[Records from a dataset]

================

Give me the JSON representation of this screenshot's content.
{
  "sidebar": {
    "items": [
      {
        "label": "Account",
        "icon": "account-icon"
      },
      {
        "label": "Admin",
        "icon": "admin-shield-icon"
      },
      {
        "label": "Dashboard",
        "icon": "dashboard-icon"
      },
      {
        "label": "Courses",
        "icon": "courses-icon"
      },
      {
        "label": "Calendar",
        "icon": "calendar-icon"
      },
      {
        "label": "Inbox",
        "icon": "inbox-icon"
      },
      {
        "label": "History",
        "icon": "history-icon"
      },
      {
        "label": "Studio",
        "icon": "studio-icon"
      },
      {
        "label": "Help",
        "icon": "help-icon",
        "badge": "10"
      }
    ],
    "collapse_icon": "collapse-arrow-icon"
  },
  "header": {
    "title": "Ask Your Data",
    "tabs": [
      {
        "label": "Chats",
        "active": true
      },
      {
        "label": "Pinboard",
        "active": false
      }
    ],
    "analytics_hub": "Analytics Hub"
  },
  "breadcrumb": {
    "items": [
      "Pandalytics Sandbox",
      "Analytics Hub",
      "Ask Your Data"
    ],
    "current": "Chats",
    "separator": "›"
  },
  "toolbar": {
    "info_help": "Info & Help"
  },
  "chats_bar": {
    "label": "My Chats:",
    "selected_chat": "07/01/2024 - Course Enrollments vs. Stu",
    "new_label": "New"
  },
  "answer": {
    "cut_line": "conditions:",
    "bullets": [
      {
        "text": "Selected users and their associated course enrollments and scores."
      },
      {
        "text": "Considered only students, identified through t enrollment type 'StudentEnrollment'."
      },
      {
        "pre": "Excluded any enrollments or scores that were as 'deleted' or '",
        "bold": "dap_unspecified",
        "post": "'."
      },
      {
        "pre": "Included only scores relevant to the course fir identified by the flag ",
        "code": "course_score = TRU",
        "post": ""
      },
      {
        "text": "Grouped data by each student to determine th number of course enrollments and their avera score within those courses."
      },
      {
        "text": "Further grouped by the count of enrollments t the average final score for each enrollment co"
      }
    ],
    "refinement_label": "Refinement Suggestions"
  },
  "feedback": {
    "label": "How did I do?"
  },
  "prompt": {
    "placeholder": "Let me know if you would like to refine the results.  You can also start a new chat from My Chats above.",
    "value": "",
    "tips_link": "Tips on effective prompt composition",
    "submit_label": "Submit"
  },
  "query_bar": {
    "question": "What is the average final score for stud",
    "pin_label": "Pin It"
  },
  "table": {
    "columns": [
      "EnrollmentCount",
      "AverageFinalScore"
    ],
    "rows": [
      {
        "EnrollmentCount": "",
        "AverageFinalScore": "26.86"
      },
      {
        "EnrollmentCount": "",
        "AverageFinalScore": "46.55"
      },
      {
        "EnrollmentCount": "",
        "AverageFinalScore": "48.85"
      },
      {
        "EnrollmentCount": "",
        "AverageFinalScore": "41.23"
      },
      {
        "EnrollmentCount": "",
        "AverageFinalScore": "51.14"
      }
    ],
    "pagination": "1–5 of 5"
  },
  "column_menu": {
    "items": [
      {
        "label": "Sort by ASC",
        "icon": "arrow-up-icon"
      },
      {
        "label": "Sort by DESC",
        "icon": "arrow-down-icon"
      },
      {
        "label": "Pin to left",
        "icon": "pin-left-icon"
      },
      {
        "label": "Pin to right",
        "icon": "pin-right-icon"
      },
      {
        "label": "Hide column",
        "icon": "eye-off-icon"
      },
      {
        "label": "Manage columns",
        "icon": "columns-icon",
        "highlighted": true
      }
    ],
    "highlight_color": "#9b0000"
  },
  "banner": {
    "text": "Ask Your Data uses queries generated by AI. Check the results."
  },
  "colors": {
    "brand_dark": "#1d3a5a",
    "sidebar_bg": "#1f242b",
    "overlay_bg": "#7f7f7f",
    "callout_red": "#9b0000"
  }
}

================

Go through the material above and copy each line that has the word "only".

## [Full response]
        "text": "Considered only students, identified through t enrollment type 'StudentEnrollment'."
        "pre": "Included only scores relevant to the course fir identified by the flag ",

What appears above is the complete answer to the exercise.